#### DATA ROWS ####
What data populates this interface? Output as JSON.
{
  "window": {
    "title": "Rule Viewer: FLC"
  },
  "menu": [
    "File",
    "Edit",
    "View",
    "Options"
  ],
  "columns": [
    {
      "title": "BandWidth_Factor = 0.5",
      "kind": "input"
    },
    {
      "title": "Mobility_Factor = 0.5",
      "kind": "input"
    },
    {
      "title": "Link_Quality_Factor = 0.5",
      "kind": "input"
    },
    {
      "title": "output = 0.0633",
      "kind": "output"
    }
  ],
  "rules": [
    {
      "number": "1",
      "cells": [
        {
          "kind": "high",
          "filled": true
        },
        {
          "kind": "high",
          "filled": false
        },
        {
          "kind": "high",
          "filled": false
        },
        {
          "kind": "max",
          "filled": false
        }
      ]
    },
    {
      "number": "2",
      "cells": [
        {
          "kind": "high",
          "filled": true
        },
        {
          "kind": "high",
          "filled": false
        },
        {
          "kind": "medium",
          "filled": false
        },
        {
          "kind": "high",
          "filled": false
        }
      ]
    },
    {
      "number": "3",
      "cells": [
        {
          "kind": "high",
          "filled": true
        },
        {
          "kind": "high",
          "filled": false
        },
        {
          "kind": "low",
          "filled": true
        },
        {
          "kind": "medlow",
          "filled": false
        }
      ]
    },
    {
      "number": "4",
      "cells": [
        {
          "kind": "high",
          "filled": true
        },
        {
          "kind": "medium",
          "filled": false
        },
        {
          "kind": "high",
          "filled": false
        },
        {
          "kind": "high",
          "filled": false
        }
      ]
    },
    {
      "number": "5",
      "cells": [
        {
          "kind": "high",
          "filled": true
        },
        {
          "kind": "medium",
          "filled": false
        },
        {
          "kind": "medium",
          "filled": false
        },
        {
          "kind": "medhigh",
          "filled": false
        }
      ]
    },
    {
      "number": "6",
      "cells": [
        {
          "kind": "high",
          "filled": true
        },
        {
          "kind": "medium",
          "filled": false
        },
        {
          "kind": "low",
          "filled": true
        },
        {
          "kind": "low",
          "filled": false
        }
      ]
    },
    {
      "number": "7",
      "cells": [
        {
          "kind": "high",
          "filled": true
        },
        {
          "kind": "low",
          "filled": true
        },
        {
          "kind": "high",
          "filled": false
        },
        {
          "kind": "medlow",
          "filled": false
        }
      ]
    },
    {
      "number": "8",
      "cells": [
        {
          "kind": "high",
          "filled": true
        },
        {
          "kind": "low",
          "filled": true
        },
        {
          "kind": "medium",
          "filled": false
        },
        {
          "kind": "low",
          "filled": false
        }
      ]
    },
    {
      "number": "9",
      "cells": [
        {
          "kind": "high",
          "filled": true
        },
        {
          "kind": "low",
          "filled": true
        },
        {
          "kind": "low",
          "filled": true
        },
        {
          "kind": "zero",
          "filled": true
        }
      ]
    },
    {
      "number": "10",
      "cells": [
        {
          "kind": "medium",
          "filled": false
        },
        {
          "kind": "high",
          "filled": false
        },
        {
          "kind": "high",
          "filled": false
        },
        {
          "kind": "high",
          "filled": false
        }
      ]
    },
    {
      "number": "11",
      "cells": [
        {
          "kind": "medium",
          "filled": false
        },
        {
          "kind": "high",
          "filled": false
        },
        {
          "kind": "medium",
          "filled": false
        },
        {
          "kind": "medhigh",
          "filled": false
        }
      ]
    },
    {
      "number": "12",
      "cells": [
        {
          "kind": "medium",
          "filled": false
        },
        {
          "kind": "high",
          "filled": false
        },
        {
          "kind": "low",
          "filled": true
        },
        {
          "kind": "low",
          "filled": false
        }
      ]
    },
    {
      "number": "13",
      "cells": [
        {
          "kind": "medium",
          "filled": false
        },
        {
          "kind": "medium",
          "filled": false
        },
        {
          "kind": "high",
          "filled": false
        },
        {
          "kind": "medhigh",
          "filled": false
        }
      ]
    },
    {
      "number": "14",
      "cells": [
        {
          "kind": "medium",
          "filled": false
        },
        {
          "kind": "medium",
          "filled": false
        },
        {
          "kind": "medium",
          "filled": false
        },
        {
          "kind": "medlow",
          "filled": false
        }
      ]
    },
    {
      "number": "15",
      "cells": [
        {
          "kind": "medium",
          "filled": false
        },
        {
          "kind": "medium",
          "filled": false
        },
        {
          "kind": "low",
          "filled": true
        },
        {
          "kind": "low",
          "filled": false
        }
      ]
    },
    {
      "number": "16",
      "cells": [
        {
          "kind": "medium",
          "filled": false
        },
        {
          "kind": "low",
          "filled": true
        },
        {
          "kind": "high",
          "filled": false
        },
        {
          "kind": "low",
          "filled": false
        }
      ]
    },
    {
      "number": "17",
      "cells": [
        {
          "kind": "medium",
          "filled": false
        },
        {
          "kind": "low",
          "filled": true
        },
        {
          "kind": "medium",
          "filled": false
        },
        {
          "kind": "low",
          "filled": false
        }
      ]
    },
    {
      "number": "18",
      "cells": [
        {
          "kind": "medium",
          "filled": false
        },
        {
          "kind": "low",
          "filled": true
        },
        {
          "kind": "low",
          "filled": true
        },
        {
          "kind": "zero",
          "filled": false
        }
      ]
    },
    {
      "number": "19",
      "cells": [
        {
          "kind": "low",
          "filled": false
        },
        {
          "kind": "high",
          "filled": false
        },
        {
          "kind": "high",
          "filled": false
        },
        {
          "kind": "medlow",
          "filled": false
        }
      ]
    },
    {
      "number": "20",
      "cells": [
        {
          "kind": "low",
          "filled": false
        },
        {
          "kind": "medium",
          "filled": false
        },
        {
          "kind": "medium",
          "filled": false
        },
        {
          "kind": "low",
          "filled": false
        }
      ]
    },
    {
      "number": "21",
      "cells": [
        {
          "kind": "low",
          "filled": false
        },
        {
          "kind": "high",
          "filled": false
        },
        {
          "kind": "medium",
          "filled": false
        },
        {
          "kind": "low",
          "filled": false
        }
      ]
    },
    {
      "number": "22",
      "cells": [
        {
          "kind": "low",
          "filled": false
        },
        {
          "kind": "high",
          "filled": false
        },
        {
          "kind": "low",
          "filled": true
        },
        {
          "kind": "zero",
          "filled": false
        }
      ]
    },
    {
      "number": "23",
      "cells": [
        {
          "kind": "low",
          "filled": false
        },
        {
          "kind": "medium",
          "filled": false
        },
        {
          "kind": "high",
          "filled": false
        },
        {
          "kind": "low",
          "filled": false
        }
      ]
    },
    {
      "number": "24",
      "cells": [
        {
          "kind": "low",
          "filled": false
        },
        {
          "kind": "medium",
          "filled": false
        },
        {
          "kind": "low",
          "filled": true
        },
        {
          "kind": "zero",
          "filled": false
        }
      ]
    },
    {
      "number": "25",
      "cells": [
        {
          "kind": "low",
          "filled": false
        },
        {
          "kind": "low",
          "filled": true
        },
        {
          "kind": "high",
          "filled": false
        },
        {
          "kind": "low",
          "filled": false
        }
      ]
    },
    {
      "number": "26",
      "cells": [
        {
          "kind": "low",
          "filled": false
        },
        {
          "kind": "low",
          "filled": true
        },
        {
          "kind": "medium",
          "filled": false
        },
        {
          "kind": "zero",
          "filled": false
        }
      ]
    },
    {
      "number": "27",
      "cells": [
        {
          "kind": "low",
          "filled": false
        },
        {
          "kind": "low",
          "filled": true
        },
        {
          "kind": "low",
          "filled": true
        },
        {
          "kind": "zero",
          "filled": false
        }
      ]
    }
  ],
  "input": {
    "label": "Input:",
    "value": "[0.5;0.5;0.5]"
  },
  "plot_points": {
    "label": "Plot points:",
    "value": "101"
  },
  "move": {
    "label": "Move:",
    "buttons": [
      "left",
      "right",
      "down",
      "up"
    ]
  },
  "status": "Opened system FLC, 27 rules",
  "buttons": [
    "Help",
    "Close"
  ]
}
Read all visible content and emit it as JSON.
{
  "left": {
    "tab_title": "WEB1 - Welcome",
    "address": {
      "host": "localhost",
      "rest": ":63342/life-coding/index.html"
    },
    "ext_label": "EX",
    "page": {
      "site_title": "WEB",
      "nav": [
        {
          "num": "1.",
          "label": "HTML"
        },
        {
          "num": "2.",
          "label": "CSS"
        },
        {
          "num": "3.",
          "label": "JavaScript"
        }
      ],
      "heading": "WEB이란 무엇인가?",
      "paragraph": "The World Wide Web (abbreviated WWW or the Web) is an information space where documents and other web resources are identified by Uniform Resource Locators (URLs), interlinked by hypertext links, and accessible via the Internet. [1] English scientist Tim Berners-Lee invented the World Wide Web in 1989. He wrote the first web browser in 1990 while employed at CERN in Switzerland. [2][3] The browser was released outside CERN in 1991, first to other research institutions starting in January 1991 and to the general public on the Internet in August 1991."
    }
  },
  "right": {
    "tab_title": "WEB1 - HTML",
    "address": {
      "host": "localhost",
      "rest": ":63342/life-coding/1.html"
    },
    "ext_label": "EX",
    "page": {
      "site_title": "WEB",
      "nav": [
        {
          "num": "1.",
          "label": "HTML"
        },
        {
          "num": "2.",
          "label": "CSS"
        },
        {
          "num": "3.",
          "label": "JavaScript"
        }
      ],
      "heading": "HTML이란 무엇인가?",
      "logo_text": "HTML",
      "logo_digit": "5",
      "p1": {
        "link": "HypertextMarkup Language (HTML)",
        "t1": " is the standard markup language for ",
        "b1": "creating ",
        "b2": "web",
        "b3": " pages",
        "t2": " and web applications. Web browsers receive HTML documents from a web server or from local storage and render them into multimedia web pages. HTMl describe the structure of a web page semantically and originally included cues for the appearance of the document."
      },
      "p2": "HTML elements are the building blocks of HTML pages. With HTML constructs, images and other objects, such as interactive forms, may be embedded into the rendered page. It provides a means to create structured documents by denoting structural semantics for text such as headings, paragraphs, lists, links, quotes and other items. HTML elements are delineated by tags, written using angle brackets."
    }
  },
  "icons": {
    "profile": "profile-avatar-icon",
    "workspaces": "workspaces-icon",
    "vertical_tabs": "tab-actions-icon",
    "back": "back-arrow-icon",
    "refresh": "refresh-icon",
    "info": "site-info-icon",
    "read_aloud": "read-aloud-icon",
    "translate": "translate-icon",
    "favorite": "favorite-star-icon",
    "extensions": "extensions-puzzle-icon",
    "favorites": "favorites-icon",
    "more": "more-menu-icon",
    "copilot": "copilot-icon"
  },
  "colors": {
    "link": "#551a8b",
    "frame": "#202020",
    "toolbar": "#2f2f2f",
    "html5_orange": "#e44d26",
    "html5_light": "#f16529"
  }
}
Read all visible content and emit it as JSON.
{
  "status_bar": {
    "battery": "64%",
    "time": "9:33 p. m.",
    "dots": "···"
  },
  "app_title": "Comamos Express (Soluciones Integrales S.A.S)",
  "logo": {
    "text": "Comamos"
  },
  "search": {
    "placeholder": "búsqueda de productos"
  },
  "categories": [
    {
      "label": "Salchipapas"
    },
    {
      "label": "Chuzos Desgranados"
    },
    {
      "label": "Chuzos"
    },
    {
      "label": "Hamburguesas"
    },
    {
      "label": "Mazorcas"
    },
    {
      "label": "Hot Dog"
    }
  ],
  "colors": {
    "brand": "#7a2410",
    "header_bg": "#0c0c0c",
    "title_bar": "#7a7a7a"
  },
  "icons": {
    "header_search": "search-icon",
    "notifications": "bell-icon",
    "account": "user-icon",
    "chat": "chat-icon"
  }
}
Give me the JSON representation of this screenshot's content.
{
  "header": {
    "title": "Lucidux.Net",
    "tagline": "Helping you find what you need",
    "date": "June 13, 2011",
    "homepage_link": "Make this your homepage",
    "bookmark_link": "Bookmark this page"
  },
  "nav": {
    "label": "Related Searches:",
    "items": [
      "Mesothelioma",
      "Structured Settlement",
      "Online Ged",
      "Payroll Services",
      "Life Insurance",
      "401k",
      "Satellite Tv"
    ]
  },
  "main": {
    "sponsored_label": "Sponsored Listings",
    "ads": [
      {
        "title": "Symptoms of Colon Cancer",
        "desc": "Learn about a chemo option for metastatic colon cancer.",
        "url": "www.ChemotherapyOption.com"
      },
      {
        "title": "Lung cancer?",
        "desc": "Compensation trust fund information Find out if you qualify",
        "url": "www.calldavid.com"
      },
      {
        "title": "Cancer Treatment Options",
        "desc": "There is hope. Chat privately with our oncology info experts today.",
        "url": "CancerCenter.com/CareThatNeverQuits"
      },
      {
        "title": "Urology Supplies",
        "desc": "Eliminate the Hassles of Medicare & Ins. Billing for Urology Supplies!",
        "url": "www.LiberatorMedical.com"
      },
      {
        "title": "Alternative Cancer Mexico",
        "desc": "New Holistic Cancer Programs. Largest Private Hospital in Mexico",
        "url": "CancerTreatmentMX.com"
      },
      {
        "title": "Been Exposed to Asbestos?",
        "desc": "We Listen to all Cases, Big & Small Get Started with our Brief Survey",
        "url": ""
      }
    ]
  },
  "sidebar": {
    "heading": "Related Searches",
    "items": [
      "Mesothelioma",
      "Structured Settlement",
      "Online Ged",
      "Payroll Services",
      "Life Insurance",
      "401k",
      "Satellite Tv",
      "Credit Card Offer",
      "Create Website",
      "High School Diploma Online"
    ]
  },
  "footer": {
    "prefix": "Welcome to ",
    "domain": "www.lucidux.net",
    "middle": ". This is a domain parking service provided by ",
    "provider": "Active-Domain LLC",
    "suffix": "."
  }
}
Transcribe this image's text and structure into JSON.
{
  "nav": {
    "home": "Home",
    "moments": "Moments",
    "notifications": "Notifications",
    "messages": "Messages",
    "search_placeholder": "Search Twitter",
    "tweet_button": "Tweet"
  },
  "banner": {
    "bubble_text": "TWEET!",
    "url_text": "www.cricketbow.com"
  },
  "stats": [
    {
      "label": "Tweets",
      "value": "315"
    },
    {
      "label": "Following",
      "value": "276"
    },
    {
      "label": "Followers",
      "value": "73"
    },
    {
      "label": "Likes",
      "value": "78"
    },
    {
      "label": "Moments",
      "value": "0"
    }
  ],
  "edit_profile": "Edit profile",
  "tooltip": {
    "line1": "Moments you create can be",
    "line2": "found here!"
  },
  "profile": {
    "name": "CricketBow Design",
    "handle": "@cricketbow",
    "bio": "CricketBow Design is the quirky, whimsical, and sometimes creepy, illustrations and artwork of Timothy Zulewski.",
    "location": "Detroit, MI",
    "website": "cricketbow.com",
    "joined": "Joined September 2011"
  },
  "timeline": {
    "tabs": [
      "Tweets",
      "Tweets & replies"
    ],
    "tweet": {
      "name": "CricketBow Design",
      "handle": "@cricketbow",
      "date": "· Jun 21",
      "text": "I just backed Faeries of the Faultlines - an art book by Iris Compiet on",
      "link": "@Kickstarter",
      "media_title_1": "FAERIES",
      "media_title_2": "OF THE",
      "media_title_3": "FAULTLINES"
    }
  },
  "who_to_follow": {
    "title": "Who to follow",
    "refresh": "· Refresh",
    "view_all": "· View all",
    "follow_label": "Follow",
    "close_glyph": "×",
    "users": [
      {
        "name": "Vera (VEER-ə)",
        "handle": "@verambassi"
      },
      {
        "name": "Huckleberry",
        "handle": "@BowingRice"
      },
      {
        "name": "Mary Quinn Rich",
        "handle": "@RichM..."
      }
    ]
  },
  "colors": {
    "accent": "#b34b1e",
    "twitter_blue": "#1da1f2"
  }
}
####
PROBLEM TO WORK ON -
Give only the number of lines in the data that hold the word "Mexico".

RESPONSE BELOW -
2